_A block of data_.
>> START

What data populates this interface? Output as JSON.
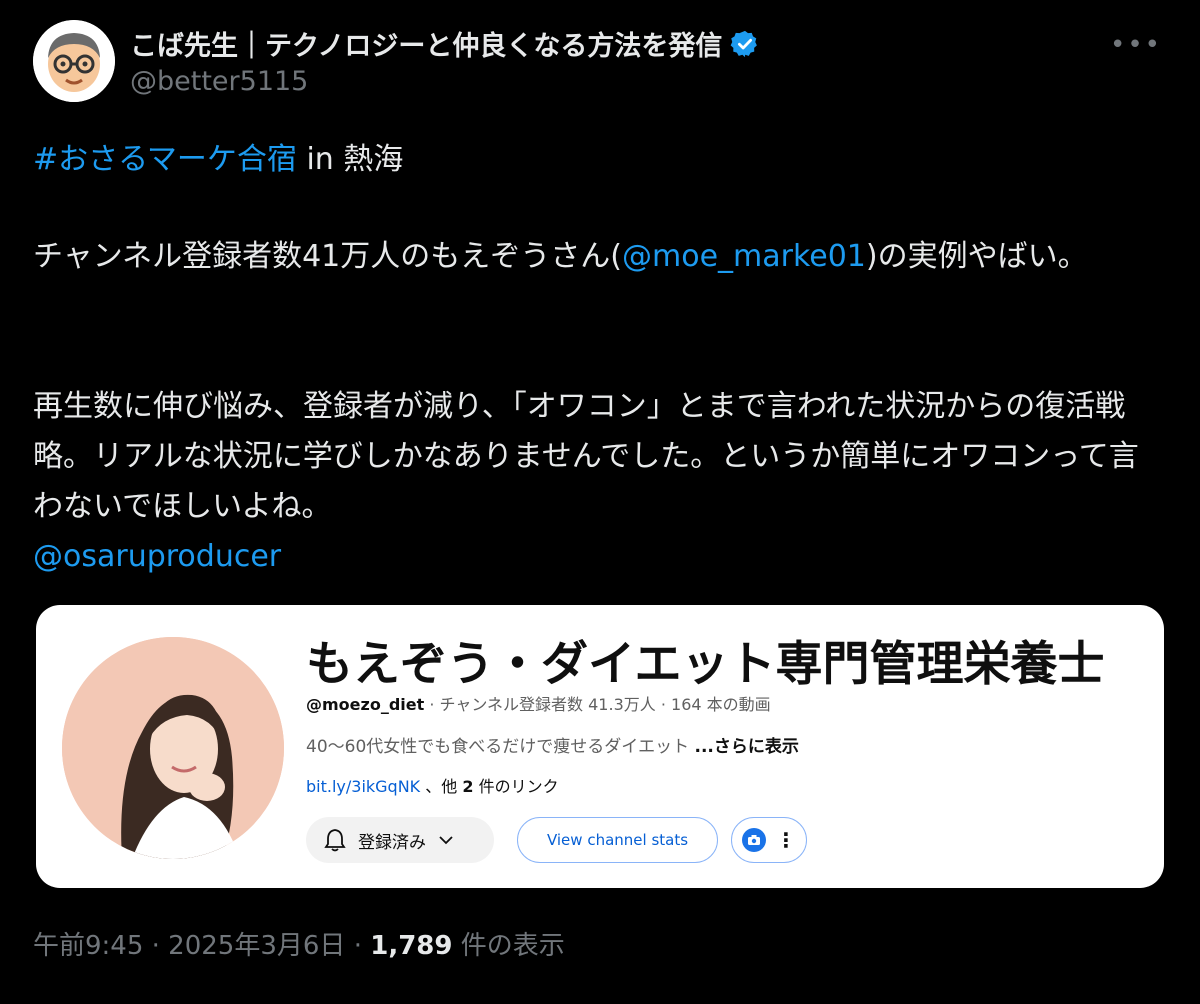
{
  "author": {
    "display_name": "こば先生｜テクノロジーと仲良くなる方法を発信",
    "handle": "@better5115",
    "avatar_icon": "cartoon-man-with-glasses"
  },
  "tweet": {
    "hashtag": "#おさるマーケ合宿",
    "line1_rest": " in 熱海",
    "p2_before": "チャンネル登録者数41万人のもえぞうさん(",
    "p2_mention": "@moe_marke01",
    "p2_after": ")の実例やばい。",
    "p3": "再生数に伸び悩み、登録者が減り、「オワコン」とまで言われた状況からの復活戦略。リアルな状況に学びしかなありませんでした。というか簡単にオワコンって言わないでほしいよね。",
    "p4_mention": "@osaruproducer"
  },
  "card": {
    "channel_title": "もえぞう・ダイエット専門管理栄養士",
    "channel_handle": "@moezo_diet",
    "channel_stats": " · チャンネル登録者数 41.3万人 · 164 本の動画",
    "description": "40～60代女性でも食べるだけで痩せるダイエット ",
    "more_label": "...さらに表示",
    "link_text": "bit.ly/3ikGqNK",
    "link_suffix_1": " 、他 ",
    "link_count": "2",
    "link_suffix_2": " 件のリンク",
    "subscribe_label": "登録済み",
    "stats_button_label": "View channel stats"
  },
  "footer": {
    "time": "午前9:45 · 2025年3月6日 · ",
    "views": "1,789",
    "views_label": " 件の表示"
  },
  "colors": {
    "background": "#000000",
    "link": "#1d9bf0",
    "muted": "#71767b",
    "verified": "#1d9bf0"
  }
}
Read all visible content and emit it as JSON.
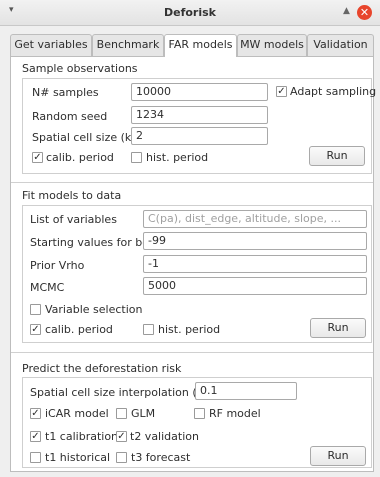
{
  "window": {
    "title": "Deforisk",
    "menu_icon": "chevron-down-icon",
    "up_icon": "triangle-up-icon",
    "close_icon": "close-icon",
    "close_color": "#e8452c"
  },
  "tabs": [
    {
      "label": "Get variables"
    },
    {
      "label": "Benchmark"
    },
    {
      "label": "FAR models"
    },
    {
      "label": "MW models"
    },
    {
      "label": "Validation"
    }
  ],
  "active_tab": "FAR models",
  "sample": {
    "title": "Sample observations",
    "n_samples_label": "N# samples",
    "n_samples_value": "10000",
    "adapt_label": "Adapt sampling",
    "adapt_checked": true,
    "seed_label": "Random seed",
    "seed_value": "1234",
    "cell_label": "Spatial cell size (km)",
    "cell_value": "2",
    "calib_label": "calib. period",
    "calib_checked": true,
    "hist_label": "hist. period",
    "hist_checked": false,
    "run_label": "Run"
  },
  "fit": {
    "title": "Fit models to data",
    "vars_label": "List of variables",
    "vars_placeholder": "C(pa), dist_edge, altitude, slope, ...",
    "beta_label": "Starting values for beta",
    "beta_value": "-99",
    "vrho_label": "Prior Vrho",
    "vrho_value": "-1",
    "mcmc_label": "MCMC",
    "mcmc_value": "5000",
    "varsel_label": "Variable selection",
    "varsel_checked": false,
    "calib_label": "calib. period",
    "calib_checked": true,
    "hist_label": "hist. period",
    "hist_checked": false,
    "run_label": "Run"
  },
  "predict": {
    "title": "Predict the deforestation risk",
    "interp_label": "Spatial cell size interpolation (km)",
    "interp_value": "0.1",
    "icar_label": "iCAR model",
    "icar_checked": true,
    "glm_label": "GLM",
    "glm_checked": false,
    "rf_label": "RF model",
    "rf_checked": false,
    "t1cal_label": "t1 calibration",
    "t1cal_checked": true,
    "t2val_label": "t2 validation",
    "t2val_checked": true,
    "t1hist_label": "t1 historical",
    "t1hist_checked": false,
    "t3fc_label": "t3 forecast",
    "t3fc_checked": false,
    "run_label": "Run"
  }
}
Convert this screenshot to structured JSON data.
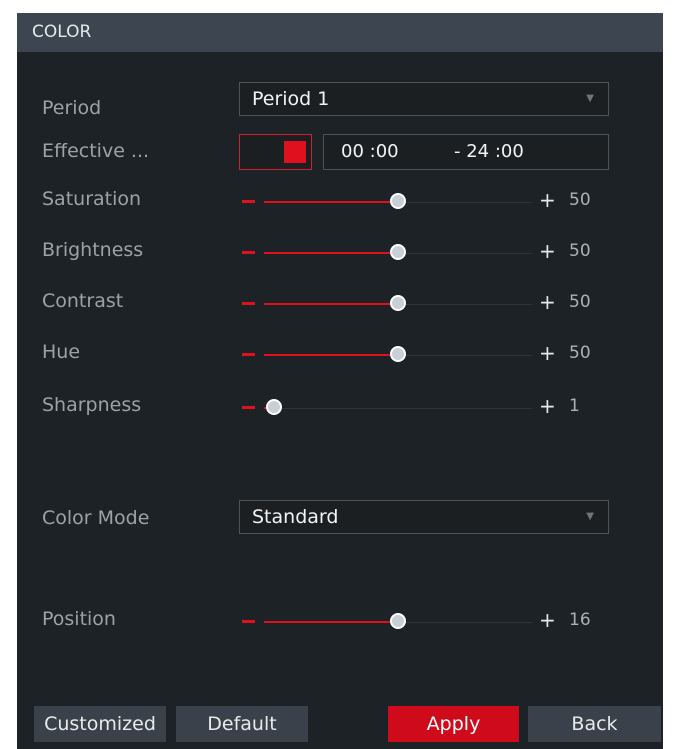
{
  "title": "COLOR",
  "period": {
    "label": "Period",
    "value": "Period 1"
  },
  "effective": {
    "label": "Effective ...",
    "enabled": true,
    "start": "00 :00",
    "end": "- 24 :00"
  },
  "sliders": [
    {
      "label": "Saturation",
      "value": "50",
      "fraction": 0.5
    },
    {
      "label": "Brightness",
      "value": "50",
      "fraction": 0.5
    },
    {
      "label": "Contrast",
      "value": "50",
      "fraction": 0.5
    },
    {
      "label": "Hue",
      "value": "50",
      "fraction": 0.5
    },
    {
      "label": "Sharpness",
      "value": "1",
      "fraction": 0.0
    }
  ],
  "color_mode": {
    "label": "Color Mode",
    "value": "Standard"
  },
  "position": {
    "label": "Position",
    "value": "16",
    "fraction": 0.5
  },
  "buttons": {
    "customized": "Customized",
    "default": "Default",
    "apply": "Apply",
    "back": "Back"
  },
  "colors": {
    "accent": "#e0101f",
    "panel": "#1d2226",
    "titlebar": "#3c4550",
    "button": "#3a414a"
  }
}
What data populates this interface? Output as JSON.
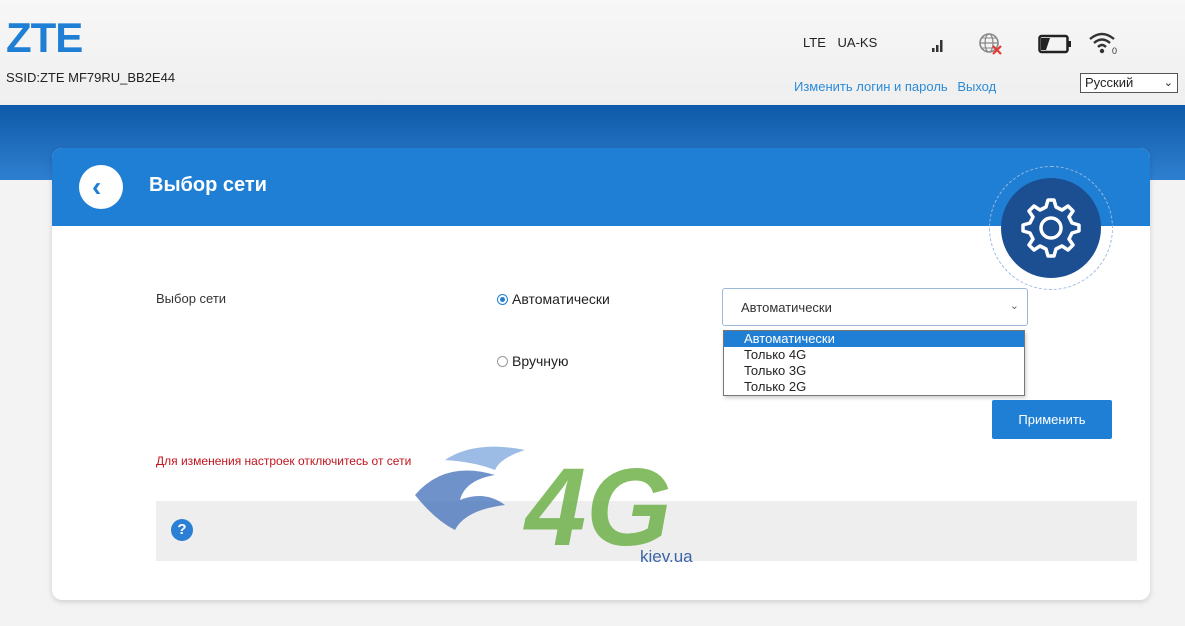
{
  "header": {
    "logo": "ZTE",
    "ssid": "SSID:ZTE MF79RU_BB2E44",
    "network_type": "LTE",
    "operator": "UA-KS",
    "icons": [
      "signal-icon",
      "globe-disconnected-icon",
      "battery-icon",
      "wifi-icon"
    ],
    "change_login_link": "Изменить логин и пароль",
    "logout_link": "Выход",
    "language": "Русский"
  },
  "page": {
    "title": "Выбор сети",
    "field_label": "Выбор сети",
    "radio_auto": "Автоматически",
    "radio_manual": "Вручную",
    "selected_radio": "auto",
    "select_value": "Автоматически",
    "options": [
      "Автоматически",
      "Только 4G",
      "Только 3G",
      "Только 2G"
    ],
    "apply_button": "Применить",
    "warning": "Для изменения настроек отключитесь от сети",
    "help": "?"
  },
  "watermark": {
    "text": "kiev.ua"
  },
  "colors": {
    "brand": "#1f7fd4",
    "header_band": "#0e5aa8",
    "warning": "#c0141c"
  }
}
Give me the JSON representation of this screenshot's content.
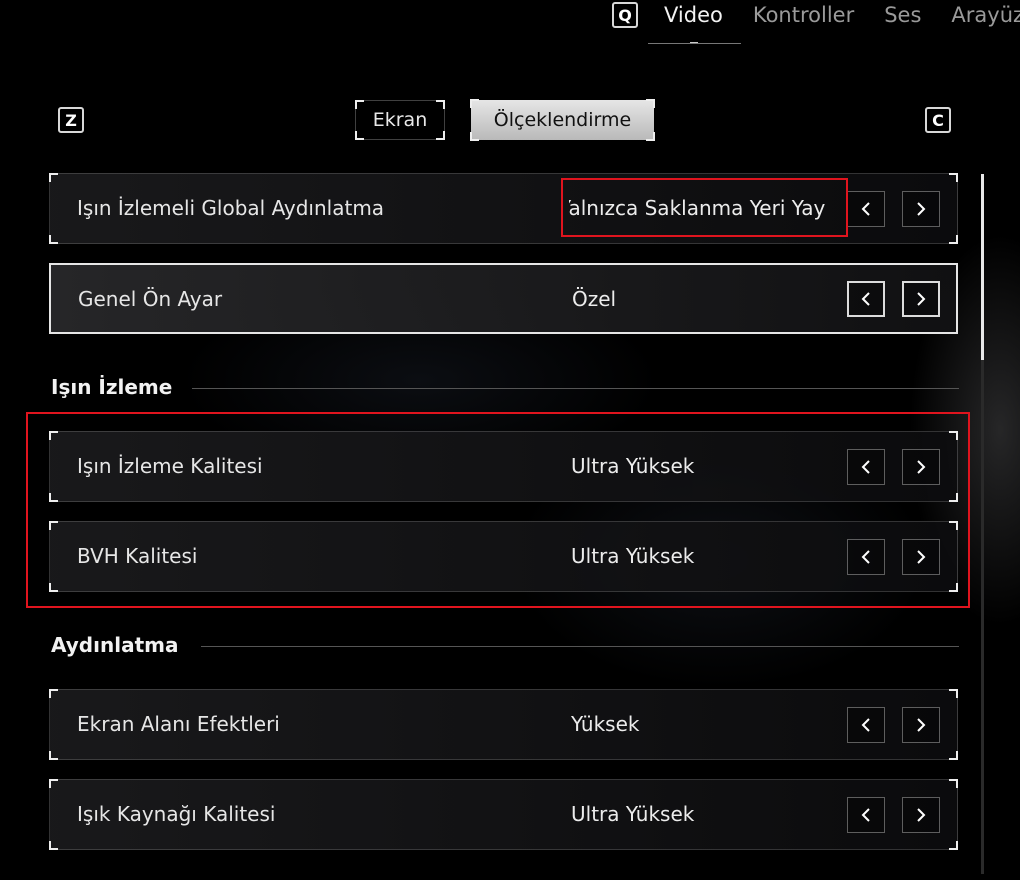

>> END

_PROBLEM REQUIREMENTS_. Using the material above, set down every line exactly, but skip the pictures.

_RESPONSE_.
What data populates this interface? Output as JSON.
{
  "author": {
    "display_name": "こば先生｜テクノロジーと仲良くなる方法を発信",
    "handle": "@better5115",
    "avatar_icon": "cartoon-man-with-glasses"
  },
  "tweet": {
    "hashtag": "#おさるマーケ合宿",
    "line1_rest": " in 熱海",
    "p2_before": "チャンネル登録者数41万人のもえぞうさん(",
    "p2_mention": "@moe_marke01",
    "p2_after": ")の実例やばい。",
    "p3": "再生数に伸び悩み、登録者が減り、「オワコン」とまで言われた状況からの復活戦略。リアルな状況に学びしかなありませんでした。というか簡単にオワコンって言わないでほしいよね。",
    "p4_mention": "@osaruproducer"
  },
  "card": {
    "channel_title": "もえぞう・ダイエット専門管理栄養士",
    "channel_handle": "@moezo_diet",
    "channel_stats": " · チャンネル登録者数 41.3万人 · 164 本の動画",
    "description": "40～60代女性でも食べるだけで痩せるダイエット ",
    "more_label": "...さらに表示",
    "link_text": "bit.ly/3ikGqNK",
    "link_suffix_1": " 、他 ",
    "link_count": "2",
    "link_suffix_2": " 件のリンク",
    "subscribe_label": "登録済み",
    "stats_button_label": "View channel stats"
  },
  "footer": {
    "time": "午前9:45 · 2025年3月6日 · ",
    "views": "1,789",
    "views_label": " 件の表示"
  },
  "colors": {
    "background": "#000000",
    "link": "#1d9bf0",
    "muted": "#71767b",
    "verified": "#1d9bf0"
  }
}
Read all visible content and emit it as JSON.
{
  "window": {
    "title": "Deforisk",
    "menu_icon": "chevron-down-icon",
    "up_icon": "triangle-up-icon",
    "close_icon": "close-icon",
    "close_color": "#e8452c"
  },
  "tabs": [
    {
      "label": "Get variables"
    },
    {
      "label": "Benchmark"
    },
    {
      "label": "FAR models"
    },
    {
      "label": "MW models"
    },
    {
      "label": "Validation"
    }
  ],
  "active_tab": "FAR models",
  "sample": {
    "title": "Sample observations",
    "n_samples_label": "N# samples",
    "n_samples_value": "10000",
    "adapt_label": "Adapt sampling",
    "adapt_checked": true,
    "seed_label": "Random seed",
    "seed_value": "1234",
    "cell_label": "Spatial cell size (km)",
    "cell_value": "2",
    "calib_label": "calib. period",
    "calib_checked": true,
    "hist_label": "hist. period",
    "hist_checked": false,
    "run_label": "Run"
  },
  "fit": {
    "title": "Fit models to data",
    "vars_label": "List of variables",
    "vars_placeholder": "C(pa), dist_edge, altitude, slope, ...",
    "beta_label": "Starting values for beta",
    "beta_value": "-99",
    "vrho_label": "Prior Vrho",
    "vrho_value": "-1",
    "mcmc_label": "MCMC",
    "mcmc_value": "5000",
    "varsel_label": "Variable selection",
    "varsel_checked": false,
    "calib_label": "calib. period",
    "calib_checked": true,
    "hist_label": "hist. period",
    "hist_checked": false,
    "run_label": "Run"
  },
  "predict": {
    "title": "Predict the deforestation risk",
    "interp_label": "Spatial cell size interpolation (km)",
    "interp_value": "0.1",
    "icar_label": "iCAR model",
    "icar_checked": true,
    "glm_label": "GLM",
    "glm_checked": false,
    "rf_label": "RF model",
    "rf_checked": false,
    "t1cal_label": "t1 calibration",
    "t1cal_checked": true,
    "t2val_label": "t2 validation",
    "t2val_checked": true,
    "t1hist_label": "t1 historical",
    "t1hist_checked": false,
    "t3fc_label": "t3 forecast",
    "t3fc_checked": false,
    "run_label": "Run"
  }
}
Convert this screenshot to structured JSON data.
{
  "title": "COLOR",
  "period": {
    "label": "Period",
    "value": "Period 1"
  },
  "effective": {
    "label": "Effective ...",
    "enabled": true,
    "start": "00 :00",
    "end": "- 24 :00"
  },
  "sliders": [
    {
      "label": "Saturation",
      "value": "50",
      "fraction": 0.5
    },
    {
      "label": "Brightness",
      "value": "50",
      "fraction": 0.5
    },
    {
      "label": "Contrast",
      "value": "50",
      "fraction": 0.5
    },
    {
      "label": "Hue",
      "value": "50",
      "fraction": 0.5
    },
    {
      "label": "Sharpness",
      "value": "1",
      "fraction": 0.0
    }
  ],
  "color_mode": {
    "label": "Color Mode",
    "value": "Standard"
  },
  "position": {
    "label": "Position",
    "value": "16",
    "fraction": 0.5
  },
  "buttons": {
    "customized": "Customized",
    "default": "Default",
    "apply": "Apply",
    "back": "Back"
  },
  "colors": {
    "accent": "#e0101f",
    "panel": "#1d2226",
    "titlebar": "#3c4550",
    "button": "#3a414a"
  }
}
What data populates this interface? Output as JSON.
{
  "header": {
    "logo": "ZTE",
    "ssid": "SSID:ZTE MF79RU_BB2E44",
    "network_type": "LTE",
    "operator": "UA-KS",
    "icons": [
      "signal-icon",
      "globe-disconnected-icon",
      "battery-icon",
      "wifi-icon"
    ],
    "change_login_link": "Изменить логин и пароль",
    "logout_link": "Выход",
    "language": "Русский"
  },
  "page": {
    "title": "Выбор сети",
    "field_label": "Выбор сети",
    "radio_auto": "Автоматически",
    "radio_manual": "Вручную",
    "selected_radio": "auto",
    "select_value": "Автоматически",
    "options": [
      "Автоматически",
      "Только 4G",
      "Только 3G",
      "Только 2G"
    ],
    "apply_button": "Применить",
    "warning": "Для изменения настроек отключитесь от сети",
    "help": "?"
  },
  "watermark": {
    "text": "kiev.ua"
  },
  "colors": {
    "brand": "#1f7fd4",
    "header_band": "#0e5aa8",
    "warning": "#c0141c"
  }
}
Give me the JSON representation of this screenshot's content.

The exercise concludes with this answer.